| Required task |
The records below are to be quoted in full; please keep every word exact.

| Input material |
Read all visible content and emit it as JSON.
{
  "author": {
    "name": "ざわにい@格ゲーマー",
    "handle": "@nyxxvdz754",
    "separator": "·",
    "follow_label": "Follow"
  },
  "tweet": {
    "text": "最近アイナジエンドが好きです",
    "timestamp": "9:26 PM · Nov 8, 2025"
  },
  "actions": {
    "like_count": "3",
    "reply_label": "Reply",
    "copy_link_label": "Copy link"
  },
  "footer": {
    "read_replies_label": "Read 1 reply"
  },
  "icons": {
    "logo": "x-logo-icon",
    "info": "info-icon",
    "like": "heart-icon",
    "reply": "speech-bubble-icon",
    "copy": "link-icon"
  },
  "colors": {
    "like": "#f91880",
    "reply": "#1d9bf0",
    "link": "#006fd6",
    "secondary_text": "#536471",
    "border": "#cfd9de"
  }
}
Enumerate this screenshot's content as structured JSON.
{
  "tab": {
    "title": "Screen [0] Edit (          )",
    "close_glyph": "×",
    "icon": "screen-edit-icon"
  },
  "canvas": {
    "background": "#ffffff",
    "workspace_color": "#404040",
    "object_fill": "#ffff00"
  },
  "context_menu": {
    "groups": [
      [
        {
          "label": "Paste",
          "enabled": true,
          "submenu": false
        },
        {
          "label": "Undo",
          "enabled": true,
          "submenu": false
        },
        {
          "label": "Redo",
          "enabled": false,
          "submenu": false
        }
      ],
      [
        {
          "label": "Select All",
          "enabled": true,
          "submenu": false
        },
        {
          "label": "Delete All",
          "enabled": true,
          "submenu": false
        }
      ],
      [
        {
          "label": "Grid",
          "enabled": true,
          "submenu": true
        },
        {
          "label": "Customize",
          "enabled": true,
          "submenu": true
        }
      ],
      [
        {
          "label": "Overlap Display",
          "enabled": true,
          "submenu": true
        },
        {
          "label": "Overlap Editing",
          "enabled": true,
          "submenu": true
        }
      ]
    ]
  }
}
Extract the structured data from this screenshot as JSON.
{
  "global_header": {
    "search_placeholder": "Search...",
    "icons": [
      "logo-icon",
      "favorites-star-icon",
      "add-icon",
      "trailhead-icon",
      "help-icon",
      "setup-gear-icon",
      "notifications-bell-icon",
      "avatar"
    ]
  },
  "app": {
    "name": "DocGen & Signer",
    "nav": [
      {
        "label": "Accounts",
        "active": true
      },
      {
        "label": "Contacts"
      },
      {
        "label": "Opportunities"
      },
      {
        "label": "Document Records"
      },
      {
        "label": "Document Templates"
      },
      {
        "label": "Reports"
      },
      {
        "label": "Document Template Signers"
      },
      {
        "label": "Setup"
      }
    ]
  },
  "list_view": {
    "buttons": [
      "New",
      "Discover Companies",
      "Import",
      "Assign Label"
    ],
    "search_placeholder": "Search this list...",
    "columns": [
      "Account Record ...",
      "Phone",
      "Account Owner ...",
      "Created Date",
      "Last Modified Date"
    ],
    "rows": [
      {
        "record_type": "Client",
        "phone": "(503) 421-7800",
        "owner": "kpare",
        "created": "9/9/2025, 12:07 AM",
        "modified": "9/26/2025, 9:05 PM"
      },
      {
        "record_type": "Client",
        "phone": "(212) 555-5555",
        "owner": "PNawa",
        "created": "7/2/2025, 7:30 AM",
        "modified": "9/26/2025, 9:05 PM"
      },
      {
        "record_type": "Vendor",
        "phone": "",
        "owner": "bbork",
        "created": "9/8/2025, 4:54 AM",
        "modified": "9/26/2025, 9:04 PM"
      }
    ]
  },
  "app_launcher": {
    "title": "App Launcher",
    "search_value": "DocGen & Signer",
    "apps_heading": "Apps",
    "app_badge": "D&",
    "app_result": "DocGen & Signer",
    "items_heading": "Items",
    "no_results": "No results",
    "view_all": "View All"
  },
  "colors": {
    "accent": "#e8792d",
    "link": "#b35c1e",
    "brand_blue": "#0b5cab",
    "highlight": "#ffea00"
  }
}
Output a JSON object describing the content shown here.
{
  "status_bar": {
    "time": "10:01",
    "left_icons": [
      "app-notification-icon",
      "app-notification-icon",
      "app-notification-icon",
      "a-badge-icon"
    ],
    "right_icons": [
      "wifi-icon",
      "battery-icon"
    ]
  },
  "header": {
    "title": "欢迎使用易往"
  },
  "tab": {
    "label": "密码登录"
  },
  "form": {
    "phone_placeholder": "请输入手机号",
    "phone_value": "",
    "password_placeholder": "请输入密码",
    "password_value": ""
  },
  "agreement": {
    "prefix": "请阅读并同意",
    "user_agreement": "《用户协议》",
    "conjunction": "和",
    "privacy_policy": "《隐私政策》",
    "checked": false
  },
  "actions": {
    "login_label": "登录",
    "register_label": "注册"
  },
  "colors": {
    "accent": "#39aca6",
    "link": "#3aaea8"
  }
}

| Solution to the problem |
Read all visible content and emit it as JSON.
{
  "author": {
    "name": "ざわにい@格ゲーマー",
    "handle": "@nyxxvdz754",
    "separator": "·",
    "follow_label": "Follow"
  },
  "tweet": {
    "text": "最近アイナジエンドが好きです",
    "timestamp": "9:26 PM · Nov 8, 2025"
  },
  "actions": {
    "like_count": "3",
    "reply_label": "Reply",
    "copy_link_label": "Copy link"
  },
  "footer": {
    "read_replies_label": "Read 1 reply"
  },
  "icons": {
    "logo": "x-logo-icon",
    "info": "info-icon",
    "like": "heart-icon",
    "reply": "speech-bubble-icon",
    "copy": "link-icon"
  },
  "colors": {
    "like": "#f91880",
    "reply": "#1d9bf0",
    "link": "#006fd6",
    "secondary_text": "#536471",
    "border": "#cfd9de"
  }
}
Enumerate this screenshot's content as structured JSON.
{
  "tab": {
    "title": "Screen [0] Edit (          )",
    "close_glyph": "×",
    "icon": "screen-edit-icon"
  },
  "canvas": {
    "background": "#ffffff",
    "workspace_color": "#404040",
    "object_fill": "#ffff00"
  },
  "context_menu": {
    "groups": [
      [
        {
          "label": "Paste",
          "enabled": true,
          "submenu": false
        },
        {
          "label": "Undo",
          "enabled": true,
          "submenu": false
        },
        {
          "label": "Redo",
          "enabled": false,
          "submenu": false
        }
      ],
      [
        {
          "label": "Select All",
          "enabled": true,
          "submenu": false
        },
        {
          "label": "Delete All",
          "enabled": true,
          "submenu": false
        }
      ],
      [
        {
          "label": "Grid",
          "enabled": true,
          "submenu": true
        },
        {
          "label": "Customize",
          "enabled": true,
          "submenu": true
        }
      ],
      [
        {
          "label": "Overlap Display",
          "enabled": true,
          "submenu": true
        },
        {
          "label": "Overlap Editing",
          "enabled": true,
          "submenu": true
        }
      ]
    ]
  }
}
Extract the structured data from this screenshot as JSON.
{
  "global_header": {
    "search_placeholder": "Search...",
    "icons": [
      "logo-icon",
      "favorites-star-icon",
      "add-icon",
      "trailhead-icon",
      "help-icon",
      "setup-gear-icon",
      "notifications-bell-icon",
      "avatar"
    ]
  },
  "app": {
    "name": "DocGen & Signer",
    "nav": [
      {
        "label": "Accounts",
        "active": true
      },
      {
        "label": "Contacts"
      },
      {
        "label": "Opportunities"
      },
      {
        "label": "Document Records"
      },
      {
        "label": "Document Templates"
      },
      {
        "label": "Reports"
      },
      {
        "label": "Document Template Signers"
      },
      {
        "label": "Setup"
      }
    ]
  },
  "list_view": {
    "buttons": [
      "New",
      "Discover Companies",
      "Import",
      "Assign Label"
    ],
    "search_placeholder": "Search this list...",
    "columns": [
      "Account Record ...",
      "Phone",
      "Account Owner ...",
      "Created Date",
      "Last Modified Date"
    ],
    "rows": [
      {
        "record_type": "Client",
        "phone": "(503) 421-7800",
        "owner": "kpare",
        "created": "9/9/2025, 12:07 AM",
        "modified": "9/26/2025, 9:05 PM"
      },
      {
        "record_type": "Client",
        "phone": "(212) 555-5555",
        "owner": "PNawa",
        "created": "7/2/2025, 7:30 AM",
        "modified": "9/26/2025, 9:05 PM"
      },
      {
        "record_type": "Vendor",
        "phone": "",
        "owner": "bbork",
        "created": "9/8/2025, 4:54 AM",
        "modified": "9/26/2025, 9:04 PM"
      }
    ]
  },
  "app_launcher": {
    "title": "App Launcher",
    "search_value": "DocGen & Signer",
    "apps_heading": "Apps",
    "app_badge": "D&",
    "app_result": "DocGen & Signer",
    "items_heading": "Items",
    "no_results": "No results",
    "view_all": "View All"
  },
  "colors": {
    "accent": "#e8792d",
    "link": "#b35c1e",
    "brand_blue": "#0b5cab",
    "highlight": "#ffea00"
  }
}
Output a JSON object describing the content shown here.
{
  "status_bar": {
    "time": "10:01",
    "left_icons": [
      "app-notification-icon",
      "app-notification-icon",
      "app-notification-icon",
      "a-badge-icon"
    ],
    "right_icons": [
      "wifi-icon",
      "battery-icon"
    ]
  },
  "header": {
    "title": "欢迎使用易往"
  },
  "tab": {
    "label": "密码登录"
  },
  "form": {
    "phone_placeholder": "请输入手机号",
    "phone_value": "",
    "password_placeholder": "请输入密码",
    "password_value": ""
  },
  "agreement": {
    "prefix": "请阅读并同意",
    "user_agreement": "《用户协议》",
    "conjunction": "和",
    "privacy_policy": "《隐私政策》",
    "checked": false
  },
  "actions": {
    "login_label": "登录",
    "register_label": "注册"
  },
  "colors": {
    "accent": "#39aca6",
    "link": "#3aaea8"
  }
}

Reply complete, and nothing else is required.